(Document layout analysis data)
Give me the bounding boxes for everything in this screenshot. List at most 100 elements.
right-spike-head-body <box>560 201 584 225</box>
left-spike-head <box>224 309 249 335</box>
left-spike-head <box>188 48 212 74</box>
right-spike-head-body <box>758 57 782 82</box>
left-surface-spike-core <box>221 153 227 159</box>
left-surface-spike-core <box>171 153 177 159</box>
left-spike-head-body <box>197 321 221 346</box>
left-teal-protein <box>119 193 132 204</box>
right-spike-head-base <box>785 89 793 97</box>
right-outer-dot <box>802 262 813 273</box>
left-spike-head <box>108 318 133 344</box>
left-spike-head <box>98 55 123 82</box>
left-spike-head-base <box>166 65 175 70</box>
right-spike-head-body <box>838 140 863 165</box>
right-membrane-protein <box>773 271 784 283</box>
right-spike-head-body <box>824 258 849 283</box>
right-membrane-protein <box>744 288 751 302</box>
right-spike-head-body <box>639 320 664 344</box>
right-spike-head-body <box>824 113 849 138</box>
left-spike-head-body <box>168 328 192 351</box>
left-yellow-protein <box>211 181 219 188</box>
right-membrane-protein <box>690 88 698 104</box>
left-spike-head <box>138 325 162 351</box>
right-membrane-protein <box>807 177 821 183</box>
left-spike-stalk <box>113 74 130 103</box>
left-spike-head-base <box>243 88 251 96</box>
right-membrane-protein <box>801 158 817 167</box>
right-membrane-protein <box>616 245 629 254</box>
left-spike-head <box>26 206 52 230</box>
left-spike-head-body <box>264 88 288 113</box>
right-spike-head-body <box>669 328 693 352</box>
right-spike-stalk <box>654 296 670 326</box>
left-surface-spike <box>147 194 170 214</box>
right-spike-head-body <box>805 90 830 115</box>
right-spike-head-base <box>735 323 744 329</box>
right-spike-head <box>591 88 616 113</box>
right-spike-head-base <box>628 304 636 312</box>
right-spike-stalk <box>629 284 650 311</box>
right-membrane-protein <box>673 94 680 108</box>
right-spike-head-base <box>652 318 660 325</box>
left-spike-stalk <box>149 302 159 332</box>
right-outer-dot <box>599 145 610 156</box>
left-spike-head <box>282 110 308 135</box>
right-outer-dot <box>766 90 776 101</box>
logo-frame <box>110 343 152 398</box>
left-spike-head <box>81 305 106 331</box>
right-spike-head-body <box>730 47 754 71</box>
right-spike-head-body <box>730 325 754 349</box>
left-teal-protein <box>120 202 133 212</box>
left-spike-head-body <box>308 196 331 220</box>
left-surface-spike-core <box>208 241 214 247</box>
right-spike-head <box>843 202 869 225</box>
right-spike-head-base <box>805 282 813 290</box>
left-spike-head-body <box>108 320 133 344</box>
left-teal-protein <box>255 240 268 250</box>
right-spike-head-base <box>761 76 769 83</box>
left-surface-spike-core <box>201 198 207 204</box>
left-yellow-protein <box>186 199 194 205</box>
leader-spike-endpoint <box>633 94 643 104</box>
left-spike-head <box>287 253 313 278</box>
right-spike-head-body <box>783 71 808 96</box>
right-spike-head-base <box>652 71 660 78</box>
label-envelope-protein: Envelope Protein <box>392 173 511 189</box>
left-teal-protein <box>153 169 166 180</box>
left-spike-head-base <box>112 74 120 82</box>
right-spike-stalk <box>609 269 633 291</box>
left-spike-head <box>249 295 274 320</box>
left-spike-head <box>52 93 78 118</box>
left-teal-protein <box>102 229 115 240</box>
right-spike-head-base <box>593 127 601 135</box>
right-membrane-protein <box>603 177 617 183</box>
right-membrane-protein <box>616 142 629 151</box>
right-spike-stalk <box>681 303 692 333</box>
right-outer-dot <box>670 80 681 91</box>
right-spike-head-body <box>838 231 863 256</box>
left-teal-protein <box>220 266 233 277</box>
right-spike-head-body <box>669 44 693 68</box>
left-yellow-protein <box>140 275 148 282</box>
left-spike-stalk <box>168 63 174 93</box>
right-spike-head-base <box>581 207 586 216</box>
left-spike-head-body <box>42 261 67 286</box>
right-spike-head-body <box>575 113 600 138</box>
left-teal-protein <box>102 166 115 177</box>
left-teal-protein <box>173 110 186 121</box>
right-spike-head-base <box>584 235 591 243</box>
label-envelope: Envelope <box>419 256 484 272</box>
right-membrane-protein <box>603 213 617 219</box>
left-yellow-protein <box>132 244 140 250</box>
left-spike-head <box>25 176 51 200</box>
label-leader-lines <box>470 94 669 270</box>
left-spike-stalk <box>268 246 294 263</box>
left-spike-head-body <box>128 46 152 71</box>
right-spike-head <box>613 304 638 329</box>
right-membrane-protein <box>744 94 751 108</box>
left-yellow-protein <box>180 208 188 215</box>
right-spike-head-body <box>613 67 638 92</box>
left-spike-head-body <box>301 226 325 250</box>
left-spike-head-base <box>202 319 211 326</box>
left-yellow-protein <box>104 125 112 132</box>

## [What is being asked]
From the entries above, show each line that includes the string "stalk".

## [Answer]
left-spike-stalk <box>113 74 130 103</box>
right-spike-stalk <box>654 296 670 326</box>
right-spike-stalk <box>629 284 650 311</box>
left-spike-stalk <box>149 302 159 332</box>
right-spike-stalk <box>609 269 633 291</box>
right-spike-stalk <box>681 303 692 333</box>
left-spike-stalk <box>168 63 174 93</box>
left-spike-stalk <box>268 246 294 263</box>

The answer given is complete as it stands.